▸ Source records:

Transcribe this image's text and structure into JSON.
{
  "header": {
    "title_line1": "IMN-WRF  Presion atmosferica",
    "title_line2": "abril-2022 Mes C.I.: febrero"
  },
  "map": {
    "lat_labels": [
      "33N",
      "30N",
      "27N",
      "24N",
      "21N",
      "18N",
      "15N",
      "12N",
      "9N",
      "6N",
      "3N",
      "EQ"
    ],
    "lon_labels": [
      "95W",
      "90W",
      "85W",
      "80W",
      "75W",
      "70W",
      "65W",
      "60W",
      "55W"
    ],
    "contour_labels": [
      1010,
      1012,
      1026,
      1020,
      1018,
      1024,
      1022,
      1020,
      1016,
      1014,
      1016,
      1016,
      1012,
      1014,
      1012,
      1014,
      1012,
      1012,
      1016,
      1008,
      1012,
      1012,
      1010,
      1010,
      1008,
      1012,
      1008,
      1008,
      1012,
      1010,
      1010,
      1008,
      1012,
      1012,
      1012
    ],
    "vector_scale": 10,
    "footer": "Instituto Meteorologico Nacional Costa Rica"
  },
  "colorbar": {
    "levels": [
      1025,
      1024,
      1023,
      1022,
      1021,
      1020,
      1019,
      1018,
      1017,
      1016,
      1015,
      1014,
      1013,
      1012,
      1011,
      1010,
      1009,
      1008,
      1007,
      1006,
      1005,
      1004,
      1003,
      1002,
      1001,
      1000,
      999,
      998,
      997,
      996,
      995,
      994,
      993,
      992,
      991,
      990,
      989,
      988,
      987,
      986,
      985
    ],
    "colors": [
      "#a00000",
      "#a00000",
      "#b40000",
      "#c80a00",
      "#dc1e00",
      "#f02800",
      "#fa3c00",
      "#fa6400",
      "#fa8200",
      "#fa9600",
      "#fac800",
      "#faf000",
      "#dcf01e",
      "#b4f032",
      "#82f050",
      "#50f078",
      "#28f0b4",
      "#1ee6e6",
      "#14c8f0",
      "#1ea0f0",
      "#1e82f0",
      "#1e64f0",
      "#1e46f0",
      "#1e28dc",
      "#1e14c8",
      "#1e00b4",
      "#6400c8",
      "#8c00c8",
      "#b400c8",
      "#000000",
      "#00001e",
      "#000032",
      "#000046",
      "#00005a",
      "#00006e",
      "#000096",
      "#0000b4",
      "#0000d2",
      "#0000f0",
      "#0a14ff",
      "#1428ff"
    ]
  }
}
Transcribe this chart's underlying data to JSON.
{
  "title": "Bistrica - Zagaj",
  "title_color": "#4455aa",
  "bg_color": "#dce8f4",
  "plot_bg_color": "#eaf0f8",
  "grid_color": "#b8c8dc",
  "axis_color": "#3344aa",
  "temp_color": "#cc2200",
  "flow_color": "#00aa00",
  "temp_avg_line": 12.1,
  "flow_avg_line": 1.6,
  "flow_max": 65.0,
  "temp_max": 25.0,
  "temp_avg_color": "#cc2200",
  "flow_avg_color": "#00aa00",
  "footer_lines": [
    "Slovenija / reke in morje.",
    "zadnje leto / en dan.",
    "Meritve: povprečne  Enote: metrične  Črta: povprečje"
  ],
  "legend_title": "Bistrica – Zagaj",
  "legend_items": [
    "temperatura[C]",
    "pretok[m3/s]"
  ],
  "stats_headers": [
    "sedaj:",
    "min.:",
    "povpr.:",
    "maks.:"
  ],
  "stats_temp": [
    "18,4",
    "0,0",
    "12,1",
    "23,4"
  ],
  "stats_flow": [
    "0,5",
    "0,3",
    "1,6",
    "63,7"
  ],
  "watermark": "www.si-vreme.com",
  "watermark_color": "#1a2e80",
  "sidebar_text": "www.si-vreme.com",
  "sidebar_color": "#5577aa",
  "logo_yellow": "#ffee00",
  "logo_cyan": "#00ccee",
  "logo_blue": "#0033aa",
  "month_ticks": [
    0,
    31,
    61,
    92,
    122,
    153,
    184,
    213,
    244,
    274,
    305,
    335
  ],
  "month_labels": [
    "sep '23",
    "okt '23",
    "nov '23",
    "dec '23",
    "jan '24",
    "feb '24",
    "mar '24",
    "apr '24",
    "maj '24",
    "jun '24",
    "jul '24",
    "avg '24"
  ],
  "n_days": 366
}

▸ What is asked:
Repeat each record in full; every line must match exactly.

▸ Solution below:
Transcribe this image's text and structure into JSON.
{
  "header": {
    "title_line1": "IMN-WRF  Presion atmosferica",
    "title_line2": "abril-2022 Mes C.I.: febrero"
  },
  "map": {
    "lat_labels": [
      "33N",
      "30N",
      "27N",
      "24N",
      "21N",
      "18N",
      "15N",
      "12N",
      "9N",
      "6N",
      "3N",
      "EQ"
    ],
    "lon_labels": [
      "95W",
      "90W",
      "85W",
      "80W",
      "75W",
      "70W",
      "65W",
      "60W",
      "55W"
    ],
    "contour_labels": [
      1010,
      1012,
      1026,
      1020,
      1018,
      1024,
      1022,
      1020,
      1016,
      1014,
      1016,
      1016,
      1012,
      1014,
      1012,
      1014,
      1012,
      1012,
      1016,
      1008,
      1012,
      1012,
      1010,
      1010,
      1008,
      1012,
      1008,
      1008,
      1012,
      1010,
      1010,
      1008,
      1012,
      1012,
      1012
    ],
    "vector_scale": 10,
    "footer": "Instituto Meteorologico Nacional Costa Rica"
  },
  "colorbar": {
    "levels": [
      1025,
      1024,
      1023,
      1022,
      1021,
      1020,
      1019,
      1018,
      1017,
      1016,
      1015,
      1014,
      1013,
      1012,
      1011,
      1010,
      1009,
      1008,
      1007,
      1006,
      1005,
      1004,
      1003,
      1002,
      1001,
      1000,
      999,
      998,
      997,
      996,
      995,
      994,
      993,
      992,
      991,
      990,
      989,
      988,
      987,
      986,
      985
    ],
    "colors": [
      "#a00000",
      "#a00000",
      "#b40000",
      "#c80a00",
      "#dc1e00",
      "#f02800",
      "#fa3c00",
      "#fa6400",
      "#fa8200",
      "#fa9600",
      "#fac800",
      "#faf000",
      "#dcf01e",
      "#b4f032",
      "#82f050",
      "#50f078",
      "#28f0b4",
      "#1ee6e6",
      "#14c8f0",
      "#1ea0f0",
      "#1e82f0",
      "#1e64f0",
      "#1e46f0",
      "#1e28dc",
      "#1e14c8",
      "#1e00b4",
      "#6400c8",
      "#8c00c8",
      "#b400c8",
      "#000000",
      "#00001e",
      "#000032",
      "#000046",
      "#00005a",
      "#00006e",
      "#000096",
      "#0000b4",
      "#0000d2",
      "#0000f0",
      "#0a14ff",
      "#1428ff"
    ]
  }
}
Transcribe this chart's underlying data to JSON.
{
  "title": "Bistrica - Zagaj",
  "title_color": "#4455aa",
  "bg_color": "#dce8f4",
  "plot_bg_color": "#eaf0f8",
  "grid_color": "#b8c8dc",
  "axis_color": "#3344aa",
  "temp_color": "#cc2200",
  "flow_color": "#00aa00",
  "temp_avg_line": 12.1,
  "flow_avg_line": 1.6,
  "flow_max": 65.0,
  "temp_max": 25.0,
  "temp_avg_color": "#cc2200",
  "flow_avg_color": "#00aa00",
  "footer_lines": [
    "Slovenija / reke in morje.",
    "zadnje leto / en dan.",
    "Meritve: povprečne  Enote: metrične  Črta: povprečje"
  ],
  "legend_title": "Bistrica – Zagaj",
  "legend_items": [
    "temperatura[C]",
    "pretok[m3/s]"
  ],
  "stats_headers": [
    "sedaj:",
    "min.:",
    "povpr.:",
    "maks.:"
  ],
  "stats_temp": [
    "18,4",
    "0,0",
    "12,1",
    "23,4"
  ],
  "stats_flow": [
    "0,5",
    "0,3",
    "1,6",
    "63,7"
  ],
  "watermark": "www.si-vreme.com",
  "watermark_color": "#1a2e80",
  "sidebar_text": "www.si-vreme.com",
  "sidebar_color": "#5577aa",
  "logo_yellow": "#ffee00",
  "logo_cyan": "#00ccee",
  "logo_blue": "#0033aa",
  "month_ticks": [
    0,
    31,
    61,
    92,
    122,
    153,
    184,
    213,
    244,
    274,
    305,
    335
  ],
  "month_labels": [
    "sep '23",
    "okt '23",
    "nov '23",
    "dec '23",
    "jan '24",
    "feb '24",
    "mar '24",
    "apr '24",
    "maj '24",
    "jun '24",
    "jul '24",
    "avg '24"
  ],
  "n_days": 366
}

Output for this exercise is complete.